┏━━

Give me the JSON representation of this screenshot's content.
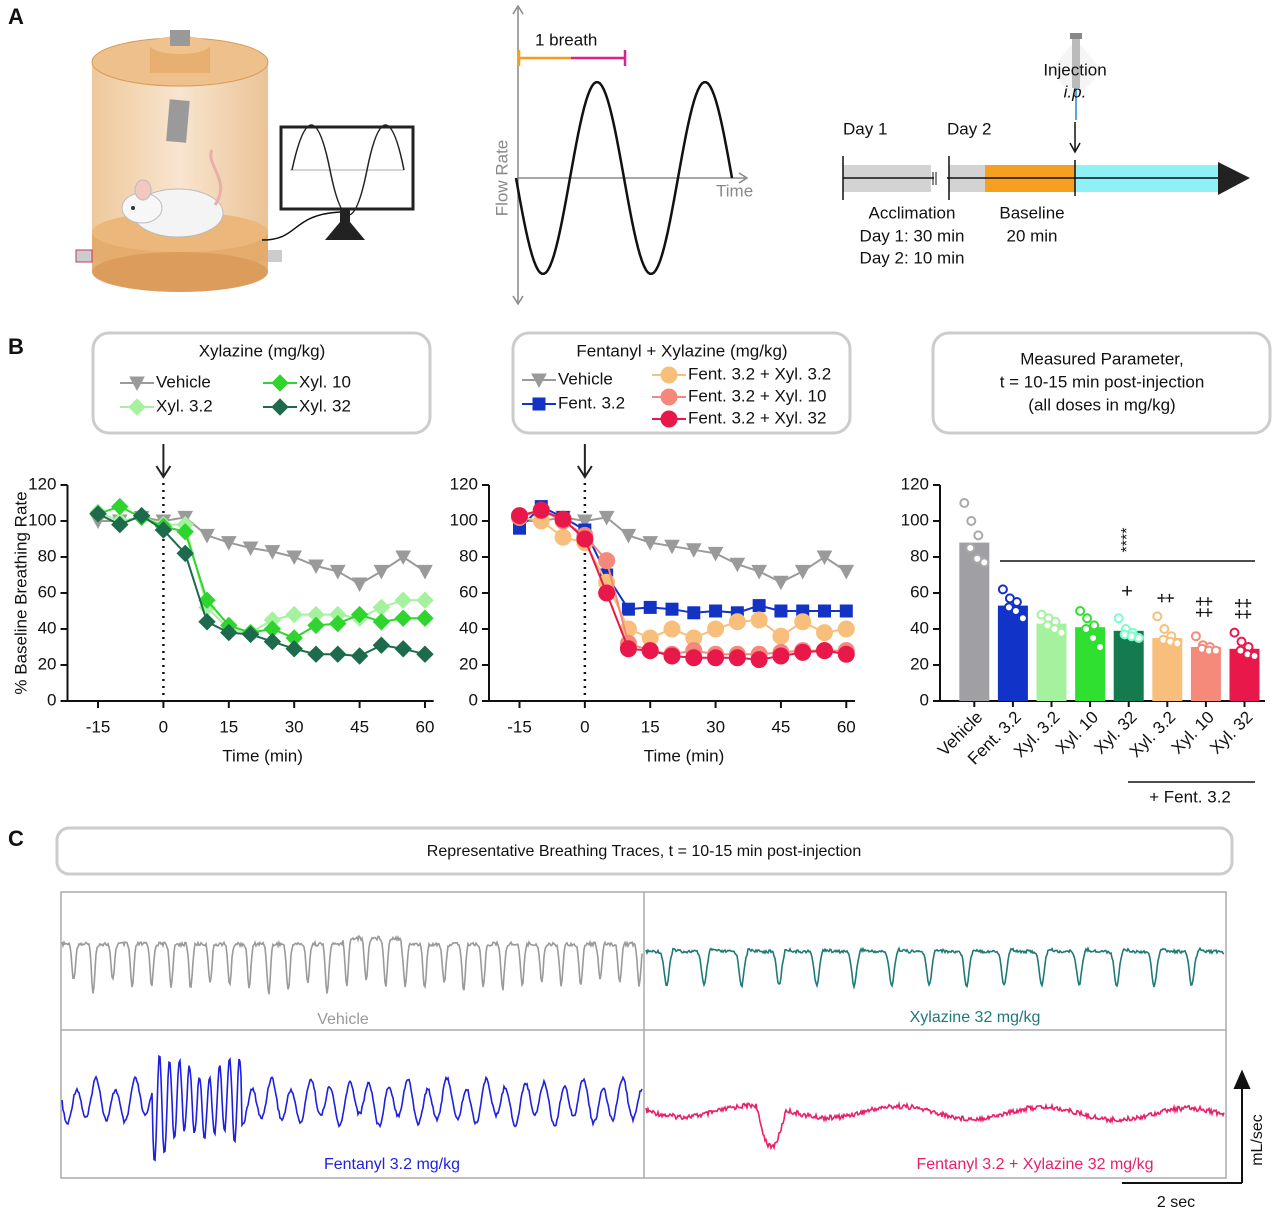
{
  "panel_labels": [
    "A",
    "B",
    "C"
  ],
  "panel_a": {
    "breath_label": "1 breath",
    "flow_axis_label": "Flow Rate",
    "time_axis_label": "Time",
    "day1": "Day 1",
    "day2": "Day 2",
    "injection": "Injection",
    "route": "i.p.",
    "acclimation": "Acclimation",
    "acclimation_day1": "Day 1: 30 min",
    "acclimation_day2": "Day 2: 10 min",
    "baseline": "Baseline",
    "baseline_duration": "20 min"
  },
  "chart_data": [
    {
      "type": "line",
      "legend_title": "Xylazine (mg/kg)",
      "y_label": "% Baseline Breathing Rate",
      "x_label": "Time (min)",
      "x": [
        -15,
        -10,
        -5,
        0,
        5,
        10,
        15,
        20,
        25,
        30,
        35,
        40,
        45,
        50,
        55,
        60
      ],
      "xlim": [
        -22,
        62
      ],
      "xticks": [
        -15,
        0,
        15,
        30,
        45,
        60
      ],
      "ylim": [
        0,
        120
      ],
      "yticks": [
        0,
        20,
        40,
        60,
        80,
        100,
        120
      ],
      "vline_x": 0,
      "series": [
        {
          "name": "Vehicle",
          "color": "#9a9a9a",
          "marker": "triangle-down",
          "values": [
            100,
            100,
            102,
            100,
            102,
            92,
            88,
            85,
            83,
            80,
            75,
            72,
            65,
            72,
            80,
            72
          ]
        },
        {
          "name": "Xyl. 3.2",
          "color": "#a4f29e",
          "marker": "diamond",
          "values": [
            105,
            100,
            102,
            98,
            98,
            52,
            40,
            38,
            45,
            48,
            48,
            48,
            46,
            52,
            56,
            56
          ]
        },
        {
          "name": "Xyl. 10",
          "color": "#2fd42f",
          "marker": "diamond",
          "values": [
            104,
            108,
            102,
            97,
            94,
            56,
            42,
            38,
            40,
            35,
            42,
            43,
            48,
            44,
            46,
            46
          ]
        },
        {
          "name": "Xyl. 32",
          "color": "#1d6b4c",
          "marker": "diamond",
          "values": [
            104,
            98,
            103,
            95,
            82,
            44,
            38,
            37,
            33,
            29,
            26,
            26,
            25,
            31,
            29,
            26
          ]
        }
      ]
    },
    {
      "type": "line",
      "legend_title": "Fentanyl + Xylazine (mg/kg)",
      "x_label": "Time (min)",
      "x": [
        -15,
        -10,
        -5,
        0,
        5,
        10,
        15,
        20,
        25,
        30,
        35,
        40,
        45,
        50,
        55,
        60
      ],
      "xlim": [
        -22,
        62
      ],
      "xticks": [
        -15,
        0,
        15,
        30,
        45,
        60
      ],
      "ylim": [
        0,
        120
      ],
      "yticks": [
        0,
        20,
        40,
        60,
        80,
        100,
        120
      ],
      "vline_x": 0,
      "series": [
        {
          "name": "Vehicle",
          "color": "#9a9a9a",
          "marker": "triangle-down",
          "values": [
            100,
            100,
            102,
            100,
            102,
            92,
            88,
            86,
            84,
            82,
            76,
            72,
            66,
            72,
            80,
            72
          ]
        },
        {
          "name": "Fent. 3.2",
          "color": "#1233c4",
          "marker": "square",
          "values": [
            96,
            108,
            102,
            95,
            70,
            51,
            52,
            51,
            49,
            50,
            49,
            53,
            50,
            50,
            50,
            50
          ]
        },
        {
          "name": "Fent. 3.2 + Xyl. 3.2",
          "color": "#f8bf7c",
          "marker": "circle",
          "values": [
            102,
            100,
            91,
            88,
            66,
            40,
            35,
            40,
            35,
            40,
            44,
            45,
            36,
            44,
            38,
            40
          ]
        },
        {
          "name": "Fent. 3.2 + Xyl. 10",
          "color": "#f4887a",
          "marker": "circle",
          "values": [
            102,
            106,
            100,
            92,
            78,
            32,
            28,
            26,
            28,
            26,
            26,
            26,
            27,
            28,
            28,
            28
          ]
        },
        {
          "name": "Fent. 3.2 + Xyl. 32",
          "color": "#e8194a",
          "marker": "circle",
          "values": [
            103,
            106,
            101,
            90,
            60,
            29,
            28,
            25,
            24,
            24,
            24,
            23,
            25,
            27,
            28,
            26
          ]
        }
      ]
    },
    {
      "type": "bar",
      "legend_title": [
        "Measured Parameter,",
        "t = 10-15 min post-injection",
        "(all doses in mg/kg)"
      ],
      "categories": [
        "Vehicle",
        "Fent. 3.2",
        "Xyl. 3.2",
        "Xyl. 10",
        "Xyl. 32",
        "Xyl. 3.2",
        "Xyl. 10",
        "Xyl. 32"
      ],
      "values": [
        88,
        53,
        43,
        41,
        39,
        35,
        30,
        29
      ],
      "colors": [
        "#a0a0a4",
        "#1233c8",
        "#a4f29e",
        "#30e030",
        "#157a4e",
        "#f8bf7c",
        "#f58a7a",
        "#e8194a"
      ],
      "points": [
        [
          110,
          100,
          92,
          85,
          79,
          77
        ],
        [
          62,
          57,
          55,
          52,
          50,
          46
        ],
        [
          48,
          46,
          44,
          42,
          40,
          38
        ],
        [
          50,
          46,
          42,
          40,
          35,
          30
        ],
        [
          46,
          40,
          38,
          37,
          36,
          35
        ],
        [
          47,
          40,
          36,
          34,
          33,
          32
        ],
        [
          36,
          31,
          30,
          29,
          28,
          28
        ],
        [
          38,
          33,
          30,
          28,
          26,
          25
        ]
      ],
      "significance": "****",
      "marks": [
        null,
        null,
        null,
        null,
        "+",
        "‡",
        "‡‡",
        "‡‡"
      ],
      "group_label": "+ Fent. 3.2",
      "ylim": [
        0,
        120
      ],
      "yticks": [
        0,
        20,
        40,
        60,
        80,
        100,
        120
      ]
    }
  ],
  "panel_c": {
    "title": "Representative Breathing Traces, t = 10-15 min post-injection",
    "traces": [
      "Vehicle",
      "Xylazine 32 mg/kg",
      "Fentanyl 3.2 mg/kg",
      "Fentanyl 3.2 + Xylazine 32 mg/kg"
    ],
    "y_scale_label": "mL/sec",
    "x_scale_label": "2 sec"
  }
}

┗━━

** OBJECTIVE **
Copy each line of the records above that carries the word "Xylazine".

** ANSWER **
      "legend_title": "Xylazine (mg/kg)",
      "legend_title": "Fentanyl + Xylazine (mg/kg)",
      "Xylazine 32 mg/kg",
      "Fentanyl 3.2 + Xylazine 32 mg/kg"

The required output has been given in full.